Set exercise> Omit every picture and return the rest of the data unaltered.

Provided data>
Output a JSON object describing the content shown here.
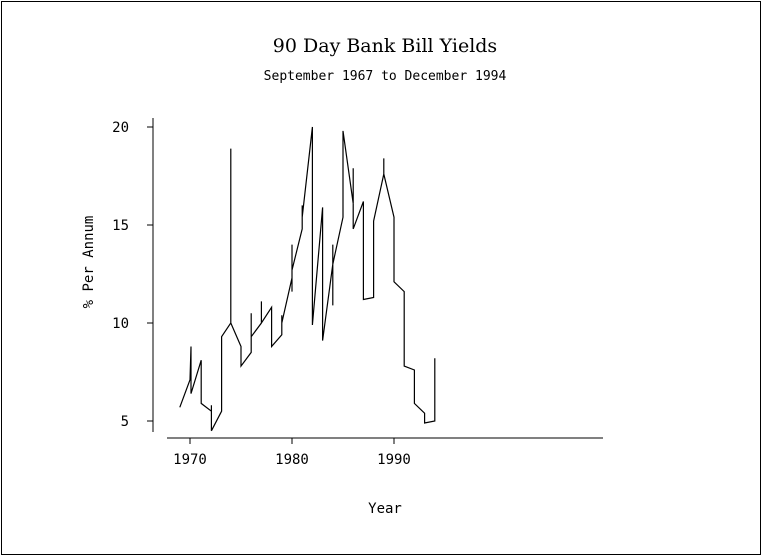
{
  "chart_data": {
    "type": "line",
    "title": "90 Day Bank Bill Yields",
    "subtitle": "September 1967 to December 1994",
    "xlabel": "Year",
    "ylabel": "% Per Annum",
    "xlim": [
      1968.3,
      1995.5
    ],
    "ylim": [
      4.0,
      20.5
    ],
    "x_ticks": [
      1970,
      1980,
      1990
    ],
    "y_ticks": [
      5,
      10,
      15,
      20
    ],
    "grid": false,
    "series": [
      {
        "points": [
          [
            1969.0,
            5.7
          ],
          [
            1970.0,
            7.1
          ],
          [
            1970.1,
            8.8
          ],
          [
            1970.1,
            6.4
          ],
          [
            1971.1,
            8.1
          ],
          [
            1971.1,
            5.9
          ],
          [
            1972.1,
            5.5
          ],
          [
            1972.1,
            5.8
          ],
          [
            1972.1,
            4.5
          ],
          [
            1973.1,
            5.5
          ],
          [
            1973.1,
            9.3
          ],
          [
            1974.0,
            10.0
          ],
          [
            1974.0,
            18.9
          ],
          [
            1974.0,
            10.0
          ],
          [
            1975.0,
            8.8
          ],
          [
            1975.0,
            7.8
          ],
          [
            1976.0,
            8.5
          ],
          [
            1976.0,
            10.5
          ],
          [
            1976.0,
            9.3
          ],
          [
            1977.0,
            10.0
          ],
          [
            1977.0,
            11.1
          ],
          [
            1977.0,
            10.0
          ],
          [
            1978.0,
            10.8
          ],
          [
            1978.0,
            8.8
          ],
          [
            1979.0,
            9.4
          ],
          [
            1979.0,
            10.4
          ],
          [
            1979.0,
            10.0
          ],
          [
            1980.0,
            12.3
          ],
          [
            1980.0,
            14.0
          ],
          [
            1980.0,
            11.6
          ],
          [
            1980.0,
            12.7
          ],
          [
            1981.0,
            14.8
          ],
          [
            1981.0,
            16.0
          ],
          [
            1981.0,
            15.4
          ],
          [
            1982.0,
            20.0
          ],
          [
            1982.0,
            9.9
          ],
          [
            1983.0,
            15.9
          ],
          [
            1983.0,
            9.1
          ],
          [
            1984.0,
            13.0
          ],
          [
            1984.0,
            14.0
          ],
          [
            1984.0,
            10.9
          ],
          [
            1984.0,
            13.0
          ],
          [
            1985.0,
            15.4
          ],
          [
            1985.0,
            19.8
          ],
          [
            1986.0,
            16.1
          ],
          [
            1986.0,
            17.9
          ],
          [
            1986.0,
            14.8
          ],
          [
            1987.0,
            16.2
          ],
          [
            1987.0,
            11.2
          ],
          [
            1988.0,
            11.3
          ],
          [
            1988.0,
            15.2
          ],
          [
            1989.0,
            17.6
          ],
          [
            1989.0,
            18.4
          ],
          [
            1989.0,
            17.6
          ],
          [
            1990.0,
            15.4
          ],
          [
            1990.0,
            12.1
          ],
          [
            1991.0,
            11.6
          ],
          [
            1991.0,
            7.8
          ],
          [
            1992.0,
            7.6
          ],
          [
            1992.0,
            5.9
          ],
          [
            1993.0,
            5.4
          ],
          [
            1993.0,
            4.9
          ],
          [
            1994.0,
            5.0
          ],
          [
            1994.0,
            8.2
          ]
        ]
      }
    ]
  }
}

Solved problem>
Output a JSON object describing the content shown here.
{
  "chart_data": {
    "type": "line",
    "title": "90 Day Bank Bill Yields",
    "subtitle": "September 1967 to December 1994",
    "xlabel": "Year",
    "ylabel": "% Per Annum",
    "xlim": [
      1968.3,
      1995.5
    ],
    "ylim": [
      4.0,
      20.5
    ],
    "x_ticks": [
      1970,
      1980,
      1990
    ],
    "y_ticks": [
      5,
      10,
      15,
      20
    ],
    "grid": false,
    "series": [
      {
        "points": [
          [
            1969.0,
            5.7
          ],
          [
            1970.0,
            7.1
          ],
          [
            1970.1,
            8.8
          ],
          [
            1970.1,
            6.4
          ],
          [
            1971.1,
            8.1
          ],
          [
            1971.1,
            5.9
          ],
          [
            1972.1,
            5.5
          ],
          [
            1972.1,
            5.8
          ],
          [
            1972.1,
            4.5
          ],
          [
            1973.1,
            5.5
          ],
          [
            1973.1,
            9.3
          ],
          [
            1974.0,
            10.0
          ],
          [
            1974.0,
            18.9
          ],
          [
            1974.0,
            10.0
          ],
          [
            1975.0,
            8.8
          ],
          [
            1975.0,
            7.8
          ],
          [
            1976.0,
            8.5
          ],
          [
            1976.0,
            10.5
          ],
          [
            1976.0,
            9.3
          ],
          [
            1977.0,
            10.0
          ],
          [
            1977.0,
            11.1
          ],
          [
            1977.0,
            10.0
          ],
          [
            1978.0,
            10.8
          ],
          [
            1978.0,
            8.8
          ],
          [
            1979.0,
            9.4
          ],
          [
            1979.0,
            10.4
          ],
          [
            1979.0,
            10.0
          ],
          [
            1980.0,
            12.3
          ],
          [
            1980.0,
            14.0
          ],
          [
            1980.0,
            11.6
          ],
          [
            1980.0,
            12.7
          ],
          [
            1981.0,
            14.8
          ],
          [
            1981.0,
            16.0
          ],
          [
            1981.0,
            15.4
          ],
          [
            1982.0,
            20.0
          ],
          [
            1982.0,
            9.9
          ],
          [
            1983.0,
            15.9
          ],
          [
            1983.0,
            9.1
          ],
          [
            1984.0,
            13.0
          ],
          [
            1984.0,
            14.0
          ],
          [
            1984.0,
            10.9
          ],
          [
            1984.0,
            13.0
          ],
          [
            1985.0,
            15.4
          ],
          [
            1985.0,
            19.8
          ],
          [
            1986.0,
            16.1
          ],
          [
            1986.0,
            17.9
          ],
          [
            1986.0,
            14.8
          ],
          [
            1987.0,
            16.2
          ],
          [
            1987.0,
            11.2
          ],
          [
            1988.0,
            11.3
          ],
          [
            1988.0,
            15.2
          ],
          [
            1989.0,
            17.6
          ],
          [
            1989.0,
            18.4
          ],
          [
            1989.0,
            17.6
          ],
          [
            1990.0,
            15.4
          ],
          [
            1990.0,
            12.1
          ],
          [
            1991.0,
            11.6
          ],
          [
            1991.0,
            7.8
          ],
          [
            1992.0,
            7.6
          ],
          [
            1992.0,
            5.9
          ],
          [
            1993.0,
            5.4
          ],
          [
            1993.0,
            4.9
          ],
          [
            1994.0,
            5.0
          ],
          [
            1994.0,
            8.2
          ]
        ]
      }
    ]
  }
}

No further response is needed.